● **PROVIDED INFORMATION**
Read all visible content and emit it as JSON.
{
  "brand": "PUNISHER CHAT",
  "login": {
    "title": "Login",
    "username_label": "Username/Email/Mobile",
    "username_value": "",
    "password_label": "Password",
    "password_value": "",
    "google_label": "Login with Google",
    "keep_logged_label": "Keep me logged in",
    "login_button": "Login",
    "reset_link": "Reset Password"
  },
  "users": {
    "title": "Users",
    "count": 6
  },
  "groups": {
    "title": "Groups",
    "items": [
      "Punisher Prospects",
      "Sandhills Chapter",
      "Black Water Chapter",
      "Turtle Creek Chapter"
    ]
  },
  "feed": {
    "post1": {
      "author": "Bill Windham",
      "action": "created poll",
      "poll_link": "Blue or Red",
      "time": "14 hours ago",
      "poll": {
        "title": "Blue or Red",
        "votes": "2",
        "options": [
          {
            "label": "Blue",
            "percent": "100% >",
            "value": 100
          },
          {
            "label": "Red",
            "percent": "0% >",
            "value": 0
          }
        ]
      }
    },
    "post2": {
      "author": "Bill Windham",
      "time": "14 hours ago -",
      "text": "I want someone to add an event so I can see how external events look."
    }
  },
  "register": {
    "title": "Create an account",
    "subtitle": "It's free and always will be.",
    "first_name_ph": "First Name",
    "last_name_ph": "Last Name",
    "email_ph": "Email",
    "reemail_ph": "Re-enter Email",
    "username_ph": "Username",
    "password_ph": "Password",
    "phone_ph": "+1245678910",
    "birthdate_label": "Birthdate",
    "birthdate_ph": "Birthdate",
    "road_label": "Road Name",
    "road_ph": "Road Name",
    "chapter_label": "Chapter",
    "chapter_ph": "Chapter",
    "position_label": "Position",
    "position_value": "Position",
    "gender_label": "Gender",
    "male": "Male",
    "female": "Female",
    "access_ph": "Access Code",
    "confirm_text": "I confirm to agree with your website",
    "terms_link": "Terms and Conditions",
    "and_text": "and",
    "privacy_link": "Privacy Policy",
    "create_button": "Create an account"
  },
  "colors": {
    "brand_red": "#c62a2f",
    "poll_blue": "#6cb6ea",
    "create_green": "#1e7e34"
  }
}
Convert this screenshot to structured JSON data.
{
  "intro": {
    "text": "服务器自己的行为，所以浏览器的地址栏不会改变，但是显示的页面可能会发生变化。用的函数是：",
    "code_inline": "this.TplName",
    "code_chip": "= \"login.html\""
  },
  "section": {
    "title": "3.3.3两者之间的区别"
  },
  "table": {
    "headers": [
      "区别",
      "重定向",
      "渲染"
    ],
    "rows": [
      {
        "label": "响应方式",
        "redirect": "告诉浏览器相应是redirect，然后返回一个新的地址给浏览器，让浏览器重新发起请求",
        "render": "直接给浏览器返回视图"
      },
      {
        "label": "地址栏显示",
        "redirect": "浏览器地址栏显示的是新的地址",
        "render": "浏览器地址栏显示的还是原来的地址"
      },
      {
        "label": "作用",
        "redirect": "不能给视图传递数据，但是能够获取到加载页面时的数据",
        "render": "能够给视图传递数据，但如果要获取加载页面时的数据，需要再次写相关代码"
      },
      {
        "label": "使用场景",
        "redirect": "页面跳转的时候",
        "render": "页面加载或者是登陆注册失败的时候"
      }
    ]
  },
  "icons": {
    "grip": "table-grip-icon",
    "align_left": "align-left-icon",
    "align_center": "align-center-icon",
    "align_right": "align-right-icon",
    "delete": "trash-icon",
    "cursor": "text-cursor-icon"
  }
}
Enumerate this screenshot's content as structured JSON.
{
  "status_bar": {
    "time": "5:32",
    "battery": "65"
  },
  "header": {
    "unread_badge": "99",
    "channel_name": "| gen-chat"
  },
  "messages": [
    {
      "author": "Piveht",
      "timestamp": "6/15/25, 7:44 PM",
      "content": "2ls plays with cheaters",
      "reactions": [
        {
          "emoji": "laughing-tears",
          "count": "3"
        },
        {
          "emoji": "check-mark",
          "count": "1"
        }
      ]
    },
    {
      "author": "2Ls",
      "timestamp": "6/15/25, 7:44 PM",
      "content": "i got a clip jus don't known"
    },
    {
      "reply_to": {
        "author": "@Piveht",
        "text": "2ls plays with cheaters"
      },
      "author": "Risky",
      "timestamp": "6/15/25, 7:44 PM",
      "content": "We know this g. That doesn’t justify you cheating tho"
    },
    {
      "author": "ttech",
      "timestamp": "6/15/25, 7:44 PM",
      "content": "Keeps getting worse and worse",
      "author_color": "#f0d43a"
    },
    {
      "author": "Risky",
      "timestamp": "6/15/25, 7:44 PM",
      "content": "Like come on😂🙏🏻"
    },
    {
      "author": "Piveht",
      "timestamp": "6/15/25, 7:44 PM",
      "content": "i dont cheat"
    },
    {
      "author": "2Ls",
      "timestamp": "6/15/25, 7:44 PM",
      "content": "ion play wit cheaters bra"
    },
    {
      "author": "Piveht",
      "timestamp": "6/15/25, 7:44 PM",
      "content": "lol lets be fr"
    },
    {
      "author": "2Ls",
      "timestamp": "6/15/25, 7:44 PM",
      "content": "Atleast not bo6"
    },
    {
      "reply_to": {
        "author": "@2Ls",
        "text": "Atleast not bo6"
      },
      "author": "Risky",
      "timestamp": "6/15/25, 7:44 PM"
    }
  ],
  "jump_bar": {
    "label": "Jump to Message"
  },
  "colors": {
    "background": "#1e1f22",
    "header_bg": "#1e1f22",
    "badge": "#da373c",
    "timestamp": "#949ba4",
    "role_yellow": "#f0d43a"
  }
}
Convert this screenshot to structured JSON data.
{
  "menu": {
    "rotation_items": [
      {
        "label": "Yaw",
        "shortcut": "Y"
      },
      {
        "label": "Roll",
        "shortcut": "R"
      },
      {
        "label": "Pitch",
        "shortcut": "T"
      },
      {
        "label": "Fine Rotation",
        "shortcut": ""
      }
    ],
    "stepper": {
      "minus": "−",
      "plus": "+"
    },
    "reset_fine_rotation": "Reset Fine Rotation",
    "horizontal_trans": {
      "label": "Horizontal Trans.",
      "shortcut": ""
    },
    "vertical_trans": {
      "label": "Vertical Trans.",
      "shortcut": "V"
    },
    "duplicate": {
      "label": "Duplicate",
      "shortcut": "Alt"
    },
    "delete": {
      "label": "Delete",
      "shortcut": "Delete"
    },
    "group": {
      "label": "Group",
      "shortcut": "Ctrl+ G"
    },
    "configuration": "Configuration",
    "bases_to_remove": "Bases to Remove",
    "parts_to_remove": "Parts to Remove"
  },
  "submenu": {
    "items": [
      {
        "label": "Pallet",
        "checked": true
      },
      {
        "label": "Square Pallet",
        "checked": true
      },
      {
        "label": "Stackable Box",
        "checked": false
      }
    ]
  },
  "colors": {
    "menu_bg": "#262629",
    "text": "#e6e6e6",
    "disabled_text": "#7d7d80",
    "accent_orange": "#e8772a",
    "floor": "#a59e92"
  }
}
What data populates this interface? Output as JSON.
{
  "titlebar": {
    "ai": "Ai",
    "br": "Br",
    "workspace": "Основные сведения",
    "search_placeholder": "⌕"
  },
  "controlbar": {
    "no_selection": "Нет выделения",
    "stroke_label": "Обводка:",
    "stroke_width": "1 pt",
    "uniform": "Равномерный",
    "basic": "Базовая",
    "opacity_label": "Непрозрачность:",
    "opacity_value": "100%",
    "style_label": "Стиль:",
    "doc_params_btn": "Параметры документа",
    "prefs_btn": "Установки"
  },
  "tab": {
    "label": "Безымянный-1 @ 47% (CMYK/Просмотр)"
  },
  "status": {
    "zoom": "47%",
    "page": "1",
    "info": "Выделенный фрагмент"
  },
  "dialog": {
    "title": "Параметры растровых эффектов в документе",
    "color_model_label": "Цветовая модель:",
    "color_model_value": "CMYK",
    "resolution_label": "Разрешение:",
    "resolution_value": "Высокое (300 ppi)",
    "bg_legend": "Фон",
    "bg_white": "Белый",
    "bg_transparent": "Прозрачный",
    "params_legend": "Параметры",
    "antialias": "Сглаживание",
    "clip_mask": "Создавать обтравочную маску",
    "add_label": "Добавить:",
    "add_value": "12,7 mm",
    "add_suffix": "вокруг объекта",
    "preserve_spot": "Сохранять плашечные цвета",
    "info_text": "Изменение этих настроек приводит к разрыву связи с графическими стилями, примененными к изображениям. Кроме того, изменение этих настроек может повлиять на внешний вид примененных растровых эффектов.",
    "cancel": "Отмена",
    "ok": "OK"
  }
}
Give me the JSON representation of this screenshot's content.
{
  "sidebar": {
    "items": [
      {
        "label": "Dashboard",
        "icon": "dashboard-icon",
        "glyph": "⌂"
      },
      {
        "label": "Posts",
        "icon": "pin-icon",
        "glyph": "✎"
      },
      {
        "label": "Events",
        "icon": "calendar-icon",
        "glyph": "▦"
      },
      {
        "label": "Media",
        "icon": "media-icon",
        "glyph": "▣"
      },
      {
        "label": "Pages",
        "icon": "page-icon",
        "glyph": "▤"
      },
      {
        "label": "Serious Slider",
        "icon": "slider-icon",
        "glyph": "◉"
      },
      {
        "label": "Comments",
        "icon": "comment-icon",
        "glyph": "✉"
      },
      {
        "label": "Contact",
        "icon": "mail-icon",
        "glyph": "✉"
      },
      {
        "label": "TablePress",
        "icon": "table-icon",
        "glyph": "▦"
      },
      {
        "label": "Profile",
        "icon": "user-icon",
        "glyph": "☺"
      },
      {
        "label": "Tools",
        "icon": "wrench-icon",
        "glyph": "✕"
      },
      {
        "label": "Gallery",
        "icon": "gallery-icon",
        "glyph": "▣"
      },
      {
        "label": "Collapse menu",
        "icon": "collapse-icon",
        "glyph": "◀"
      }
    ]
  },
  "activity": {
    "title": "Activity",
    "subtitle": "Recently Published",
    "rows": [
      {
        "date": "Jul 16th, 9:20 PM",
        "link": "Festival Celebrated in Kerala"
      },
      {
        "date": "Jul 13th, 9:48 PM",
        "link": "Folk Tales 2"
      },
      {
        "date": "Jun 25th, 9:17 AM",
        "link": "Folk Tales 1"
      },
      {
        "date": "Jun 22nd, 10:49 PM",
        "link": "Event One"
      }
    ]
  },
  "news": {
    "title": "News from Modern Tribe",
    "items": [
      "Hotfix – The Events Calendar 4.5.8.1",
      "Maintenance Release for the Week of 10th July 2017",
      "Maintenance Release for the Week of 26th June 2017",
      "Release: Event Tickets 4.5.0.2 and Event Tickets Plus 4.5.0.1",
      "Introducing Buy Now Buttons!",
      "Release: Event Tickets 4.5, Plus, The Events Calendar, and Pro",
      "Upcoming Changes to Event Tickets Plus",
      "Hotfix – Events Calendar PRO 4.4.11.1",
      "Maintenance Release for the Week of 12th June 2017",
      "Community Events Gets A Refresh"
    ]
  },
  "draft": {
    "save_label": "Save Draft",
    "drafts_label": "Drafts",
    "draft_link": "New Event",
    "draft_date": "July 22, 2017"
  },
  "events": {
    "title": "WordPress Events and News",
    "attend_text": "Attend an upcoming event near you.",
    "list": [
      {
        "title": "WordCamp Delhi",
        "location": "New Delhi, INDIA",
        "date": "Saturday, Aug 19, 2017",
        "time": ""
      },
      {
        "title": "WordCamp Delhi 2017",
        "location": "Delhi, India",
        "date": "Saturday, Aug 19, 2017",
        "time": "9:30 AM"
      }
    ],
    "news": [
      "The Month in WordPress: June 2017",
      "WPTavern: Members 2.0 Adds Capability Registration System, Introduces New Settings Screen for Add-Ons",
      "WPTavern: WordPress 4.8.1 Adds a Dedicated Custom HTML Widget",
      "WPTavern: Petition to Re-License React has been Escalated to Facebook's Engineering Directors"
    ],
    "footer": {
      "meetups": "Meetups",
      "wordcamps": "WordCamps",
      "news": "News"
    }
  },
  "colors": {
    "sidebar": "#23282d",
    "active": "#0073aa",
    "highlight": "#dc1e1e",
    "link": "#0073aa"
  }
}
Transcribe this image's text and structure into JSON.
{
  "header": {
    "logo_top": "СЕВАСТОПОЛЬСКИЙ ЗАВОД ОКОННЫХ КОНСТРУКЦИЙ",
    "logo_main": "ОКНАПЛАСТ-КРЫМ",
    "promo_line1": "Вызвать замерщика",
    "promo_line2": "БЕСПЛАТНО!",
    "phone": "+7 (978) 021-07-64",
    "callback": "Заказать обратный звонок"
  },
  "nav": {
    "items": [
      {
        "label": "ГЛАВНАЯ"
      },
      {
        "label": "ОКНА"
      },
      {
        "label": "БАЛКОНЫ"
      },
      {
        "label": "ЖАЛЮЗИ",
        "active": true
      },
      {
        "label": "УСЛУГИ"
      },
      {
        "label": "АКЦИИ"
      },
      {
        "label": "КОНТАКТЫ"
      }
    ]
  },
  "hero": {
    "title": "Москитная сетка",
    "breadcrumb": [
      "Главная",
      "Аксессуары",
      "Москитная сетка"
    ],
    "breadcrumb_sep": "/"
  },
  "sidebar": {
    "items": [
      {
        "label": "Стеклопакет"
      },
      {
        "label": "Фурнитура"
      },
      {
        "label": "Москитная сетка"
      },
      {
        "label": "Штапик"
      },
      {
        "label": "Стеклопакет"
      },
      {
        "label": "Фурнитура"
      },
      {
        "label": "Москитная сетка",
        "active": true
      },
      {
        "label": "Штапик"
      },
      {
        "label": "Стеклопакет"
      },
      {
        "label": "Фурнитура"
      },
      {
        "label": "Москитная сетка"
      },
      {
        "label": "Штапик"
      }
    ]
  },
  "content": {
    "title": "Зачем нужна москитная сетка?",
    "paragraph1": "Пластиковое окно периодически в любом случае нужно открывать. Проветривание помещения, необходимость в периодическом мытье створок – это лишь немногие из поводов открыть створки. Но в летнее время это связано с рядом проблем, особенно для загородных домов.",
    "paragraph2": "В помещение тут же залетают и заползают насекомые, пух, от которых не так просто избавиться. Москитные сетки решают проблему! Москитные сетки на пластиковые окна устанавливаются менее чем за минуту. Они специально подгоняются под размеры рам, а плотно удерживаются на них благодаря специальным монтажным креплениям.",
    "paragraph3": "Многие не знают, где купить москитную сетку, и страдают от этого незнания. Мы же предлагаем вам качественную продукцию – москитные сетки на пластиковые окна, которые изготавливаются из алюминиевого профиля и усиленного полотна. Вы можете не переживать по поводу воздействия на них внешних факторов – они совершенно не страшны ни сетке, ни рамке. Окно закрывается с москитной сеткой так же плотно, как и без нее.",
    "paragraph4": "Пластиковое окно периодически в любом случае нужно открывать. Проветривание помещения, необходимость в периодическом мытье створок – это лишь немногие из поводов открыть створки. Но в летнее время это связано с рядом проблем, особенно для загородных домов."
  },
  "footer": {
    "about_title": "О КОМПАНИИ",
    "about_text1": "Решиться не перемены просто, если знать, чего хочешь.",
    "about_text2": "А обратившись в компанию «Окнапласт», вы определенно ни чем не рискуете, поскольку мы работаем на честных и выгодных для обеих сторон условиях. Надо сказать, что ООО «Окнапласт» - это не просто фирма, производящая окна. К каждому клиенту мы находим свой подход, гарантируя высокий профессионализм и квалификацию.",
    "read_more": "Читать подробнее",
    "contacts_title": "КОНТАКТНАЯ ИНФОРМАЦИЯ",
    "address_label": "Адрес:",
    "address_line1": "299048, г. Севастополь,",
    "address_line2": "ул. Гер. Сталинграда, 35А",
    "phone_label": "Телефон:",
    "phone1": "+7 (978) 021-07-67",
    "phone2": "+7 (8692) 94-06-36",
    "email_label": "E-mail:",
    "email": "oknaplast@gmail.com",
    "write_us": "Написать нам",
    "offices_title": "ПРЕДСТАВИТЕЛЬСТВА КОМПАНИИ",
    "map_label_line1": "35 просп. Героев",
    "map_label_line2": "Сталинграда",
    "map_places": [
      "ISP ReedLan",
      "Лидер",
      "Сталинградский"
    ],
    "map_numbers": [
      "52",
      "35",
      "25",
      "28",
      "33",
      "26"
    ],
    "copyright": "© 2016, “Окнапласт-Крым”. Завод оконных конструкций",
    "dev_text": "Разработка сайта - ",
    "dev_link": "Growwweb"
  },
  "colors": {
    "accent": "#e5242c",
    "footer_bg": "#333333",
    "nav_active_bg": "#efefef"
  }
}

● **TASK PROMPT**
Gather up the lines containing the word "Maintenance" from these records and copy them.

● **TASK SOLUTION**
      "Maintenance Release for the Week of 10th July 2017",
      "Maintenance Release for the Week of 26th June 2017",
      "Maintenance Release for the Week of 12th June 2017",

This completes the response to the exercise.